**Required work**
Copy out each line of the listing that has the word "горните" in it.

──────

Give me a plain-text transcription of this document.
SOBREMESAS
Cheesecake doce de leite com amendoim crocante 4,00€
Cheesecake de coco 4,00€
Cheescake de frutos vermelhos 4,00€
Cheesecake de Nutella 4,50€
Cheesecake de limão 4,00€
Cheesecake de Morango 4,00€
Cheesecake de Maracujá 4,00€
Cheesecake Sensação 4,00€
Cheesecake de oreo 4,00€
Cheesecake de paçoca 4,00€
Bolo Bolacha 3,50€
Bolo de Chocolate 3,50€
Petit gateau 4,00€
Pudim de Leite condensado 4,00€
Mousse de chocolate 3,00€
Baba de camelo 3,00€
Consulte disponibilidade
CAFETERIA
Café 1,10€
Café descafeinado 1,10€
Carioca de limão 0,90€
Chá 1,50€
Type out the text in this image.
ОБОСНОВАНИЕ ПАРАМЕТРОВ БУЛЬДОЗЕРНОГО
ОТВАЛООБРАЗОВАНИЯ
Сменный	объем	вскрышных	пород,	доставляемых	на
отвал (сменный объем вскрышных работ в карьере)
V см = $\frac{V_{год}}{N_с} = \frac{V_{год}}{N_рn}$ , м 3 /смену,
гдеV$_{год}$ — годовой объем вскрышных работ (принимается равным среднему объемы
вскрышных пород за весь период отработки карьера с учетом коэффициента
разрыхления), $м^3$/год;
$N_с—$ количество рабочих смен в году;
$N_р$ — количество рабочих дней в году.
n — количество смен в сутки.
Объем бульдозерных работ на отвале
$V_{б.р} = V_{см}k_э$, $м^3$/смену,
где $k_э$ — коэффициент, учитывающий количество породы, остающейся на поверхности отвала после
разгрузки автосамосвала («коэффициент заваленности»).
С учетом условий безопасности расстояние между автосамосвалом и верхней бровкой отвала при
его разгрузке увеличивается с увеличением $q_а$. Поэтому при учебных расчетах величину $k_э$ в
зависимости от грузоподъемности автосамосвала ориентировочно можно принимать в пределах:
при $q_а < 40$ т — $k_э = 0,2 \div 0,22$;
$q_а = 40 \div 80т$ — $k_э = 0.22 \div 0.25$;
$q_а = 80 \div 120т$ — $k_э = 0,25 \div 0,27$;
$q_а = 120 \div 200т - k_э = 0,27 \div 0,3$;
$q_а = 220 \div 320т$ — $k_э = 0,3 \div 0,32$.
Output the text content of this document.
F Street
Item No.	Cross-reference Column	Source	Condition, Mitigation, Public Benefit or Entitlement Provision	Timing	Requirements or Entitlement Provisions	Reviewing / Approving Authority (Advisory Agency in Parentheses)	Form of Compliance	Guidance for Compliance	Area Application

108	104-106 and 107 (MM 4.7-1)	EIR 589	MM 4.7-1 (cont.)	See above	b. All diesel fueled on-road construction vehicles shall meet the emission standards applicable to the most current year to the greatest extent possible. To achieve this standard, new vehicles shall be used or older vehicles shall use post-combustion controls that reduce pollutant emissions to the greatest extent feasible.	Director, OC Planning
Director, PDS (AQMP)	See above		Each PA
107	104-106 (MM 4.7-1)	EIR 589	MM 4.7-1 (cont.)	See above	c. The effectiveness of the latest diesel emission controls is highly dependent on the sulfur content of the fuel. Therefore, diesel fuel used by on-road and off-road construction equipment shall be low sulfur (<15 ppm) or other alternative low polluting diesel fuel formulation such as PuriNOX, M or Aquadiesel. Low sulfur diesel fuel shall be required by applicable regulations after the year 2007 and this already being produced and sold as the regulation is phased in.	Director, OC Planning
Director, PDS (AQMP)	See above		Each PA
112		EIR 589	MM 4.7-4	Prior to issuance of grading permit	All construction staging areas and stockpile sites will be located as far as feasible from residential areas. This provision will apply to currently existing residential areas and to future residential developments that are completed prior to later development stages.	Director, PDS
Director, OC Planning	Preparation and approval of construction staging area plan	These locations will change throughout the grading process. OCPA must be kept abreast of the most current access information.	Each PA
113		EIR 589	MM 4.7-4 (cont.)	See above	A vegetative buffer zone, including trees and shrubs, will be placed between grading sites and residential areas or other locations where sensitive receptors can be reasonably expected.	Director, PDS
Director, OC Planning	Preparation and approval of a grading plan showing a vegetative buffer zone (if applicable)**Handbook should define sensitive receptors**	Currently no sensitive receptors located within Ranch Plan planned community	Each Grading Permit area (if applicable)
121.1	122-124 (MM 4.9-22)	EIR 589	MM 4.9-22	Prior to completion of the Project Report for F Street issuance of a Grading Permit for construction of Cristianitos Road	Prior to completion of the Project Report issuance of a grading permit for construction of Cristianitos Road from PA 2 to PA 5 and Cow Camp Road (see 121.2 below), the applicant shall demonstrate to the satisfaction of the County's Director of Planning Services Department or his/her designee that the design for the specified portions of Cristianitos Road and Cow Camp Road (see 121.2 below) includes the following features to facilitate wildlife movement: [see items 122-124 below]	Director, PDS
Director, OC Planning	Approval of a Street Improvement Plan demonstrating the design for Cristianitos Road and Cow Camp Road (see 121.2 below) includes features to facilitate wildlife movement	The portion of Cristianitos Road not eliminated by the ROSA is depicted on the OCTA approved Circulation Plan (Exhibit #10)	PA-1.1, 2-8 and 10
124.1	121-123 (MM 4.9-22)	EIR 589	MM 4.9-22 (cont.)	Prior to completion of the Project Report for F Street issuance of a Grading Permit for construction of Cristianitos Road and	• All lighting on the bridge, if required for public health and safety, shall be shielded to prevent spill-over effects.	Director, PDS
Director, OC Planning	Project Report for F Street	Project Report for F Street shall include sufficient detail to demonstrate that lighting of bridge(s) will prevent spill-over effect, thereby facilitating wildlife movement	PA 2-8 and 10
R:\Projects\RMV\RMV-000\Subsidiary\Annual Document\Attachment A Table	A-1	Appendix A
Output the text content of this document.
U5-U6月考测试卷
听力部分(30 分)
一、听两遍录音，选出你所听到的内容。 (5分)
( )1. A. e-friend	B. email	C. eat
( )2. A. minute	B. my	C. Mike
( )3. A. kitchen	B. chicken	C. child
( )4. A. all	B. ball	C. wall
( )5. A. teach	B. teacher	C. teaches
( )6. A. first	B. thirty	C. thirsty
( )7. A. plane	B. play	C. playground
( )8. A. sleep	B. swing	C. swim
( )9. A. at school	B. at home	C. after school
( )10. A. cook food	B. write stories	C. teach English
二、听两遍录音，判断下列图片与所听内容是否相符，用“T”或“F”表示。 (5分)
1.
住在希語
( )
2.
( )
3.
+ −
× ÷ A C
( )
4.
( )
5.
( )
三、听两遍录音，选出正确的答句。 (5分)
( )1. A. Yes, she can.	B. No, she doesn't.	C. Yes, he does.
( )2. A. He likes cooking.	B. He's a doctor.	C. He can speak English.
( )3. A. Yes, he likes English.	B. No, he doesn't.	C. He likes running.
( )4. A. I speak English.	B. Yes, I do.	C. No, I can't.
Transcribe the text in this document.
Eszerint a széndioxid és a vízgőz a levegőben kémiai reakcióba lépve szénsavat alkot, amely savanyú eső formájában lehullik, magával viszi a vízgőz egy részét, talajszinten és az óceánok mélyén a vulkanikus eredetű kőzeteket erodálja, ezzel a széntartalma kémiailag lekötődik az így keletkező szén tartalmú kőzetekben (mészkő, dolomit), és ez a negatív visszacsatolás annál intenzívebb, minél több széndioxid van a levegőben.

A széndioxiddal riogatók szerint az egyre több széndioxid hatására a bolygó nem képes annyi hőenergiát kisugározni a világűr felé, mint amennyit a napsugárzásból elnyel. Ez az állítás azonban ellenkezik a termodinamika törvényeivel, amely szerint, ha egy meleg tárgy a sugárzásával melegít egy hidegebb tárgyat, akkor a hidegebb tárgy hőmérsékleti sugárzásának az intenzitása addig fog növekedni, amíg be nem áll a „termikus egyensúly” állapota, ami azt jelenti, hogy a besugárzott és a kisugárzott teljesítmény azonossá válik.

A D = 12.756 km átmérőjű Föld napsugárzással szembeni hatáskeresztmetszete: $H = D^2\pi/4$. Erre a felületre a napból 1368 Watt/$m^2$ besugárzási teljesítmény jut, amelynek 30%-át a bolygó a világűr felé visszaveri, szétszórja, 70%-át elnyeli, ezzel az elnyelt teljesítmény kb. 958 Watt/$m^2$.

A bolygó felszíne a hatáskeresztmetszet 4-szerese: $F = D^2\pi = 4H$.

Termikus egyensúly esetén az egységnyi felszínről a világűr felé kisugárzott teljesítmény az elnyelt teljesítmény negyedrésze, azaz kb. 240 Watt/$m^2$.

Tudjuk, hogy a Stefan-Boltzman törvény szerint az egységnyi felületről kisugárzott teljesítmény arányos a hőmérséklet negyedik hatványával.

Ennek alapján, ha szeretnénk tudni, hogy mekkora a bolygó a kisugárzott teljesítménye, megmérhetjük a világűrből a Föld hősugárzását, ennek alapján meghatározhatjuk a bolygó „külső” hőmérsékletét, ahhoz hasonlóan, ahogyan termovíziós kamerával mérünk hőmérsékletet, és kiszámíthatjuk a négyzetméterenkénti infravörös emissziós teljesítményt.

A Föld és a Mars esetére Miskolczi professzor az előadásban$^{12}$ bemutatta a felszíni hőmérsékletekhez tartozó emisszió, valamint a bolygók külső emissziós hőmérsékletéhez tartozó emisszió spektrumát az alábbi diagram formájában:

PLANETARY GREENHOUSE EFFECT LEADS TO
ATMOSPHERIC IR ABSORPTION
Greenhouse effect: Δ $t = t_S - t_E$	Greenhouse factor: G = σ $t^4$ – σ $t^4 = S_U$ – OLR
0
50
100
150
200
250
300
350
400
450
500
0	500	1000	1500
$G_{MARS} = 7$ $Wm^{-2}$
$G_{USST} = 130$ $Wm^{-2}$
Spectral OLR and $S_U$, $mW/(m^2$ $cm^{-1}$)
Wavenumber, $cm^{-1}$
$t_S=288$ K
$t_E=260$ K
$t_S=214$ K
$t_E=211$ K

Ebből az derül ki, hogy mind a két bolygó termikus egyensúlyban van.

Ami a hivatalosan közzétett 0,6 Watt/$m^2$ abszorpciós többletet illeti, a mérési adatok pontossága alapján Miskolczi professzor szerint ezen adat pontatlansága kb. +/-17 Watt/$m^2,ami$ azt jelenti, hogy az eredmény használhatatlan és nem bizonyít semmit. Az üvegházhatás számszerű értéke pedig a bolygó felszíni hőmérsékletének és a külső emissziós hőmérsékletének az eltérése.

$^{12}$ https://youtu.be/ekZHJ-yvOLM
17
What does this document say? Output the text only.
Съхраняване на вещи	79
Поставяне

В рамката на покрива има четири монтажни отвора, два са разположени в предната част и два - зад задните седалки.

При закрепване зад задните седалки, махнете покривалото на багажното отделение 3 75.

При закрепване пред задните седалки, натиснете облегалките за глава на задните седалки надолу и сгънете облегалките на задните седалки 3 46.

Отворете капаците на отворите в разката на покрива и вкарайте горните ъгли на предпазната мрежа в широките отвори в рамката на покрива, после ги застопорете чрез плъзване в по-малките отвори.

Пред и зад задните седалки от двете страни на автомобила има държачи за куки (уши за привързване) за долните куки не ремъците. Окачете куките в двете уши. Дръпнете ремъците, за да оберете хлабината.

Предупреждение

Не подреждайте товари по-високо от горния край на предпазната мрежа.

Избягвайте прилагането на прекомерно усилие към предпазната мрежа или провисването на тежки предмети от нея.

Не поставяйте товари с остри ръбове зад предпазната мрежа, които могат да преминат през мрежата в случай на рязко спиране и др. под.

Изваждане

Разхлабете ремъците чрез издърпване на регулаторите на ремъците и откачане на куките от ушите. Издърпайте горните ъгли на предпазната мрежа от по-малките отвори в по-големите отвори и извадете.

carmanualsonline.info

──────

**Problem solution**
Отворете капаците на отворите в разката на покрива и вкарайте горните ъгли на предпазната мрежа в широките отвори в рамката на покрива, после ги застопорете чрез плъзване в по-малките отвори.
Разхлабете ремъците чрез издърпване на регулаторите на ремъците и откачане на куките от ушите. Издърпайте горните ъгли на предпазната мрежа от по-малките отвори в по-големите отвори и извадете.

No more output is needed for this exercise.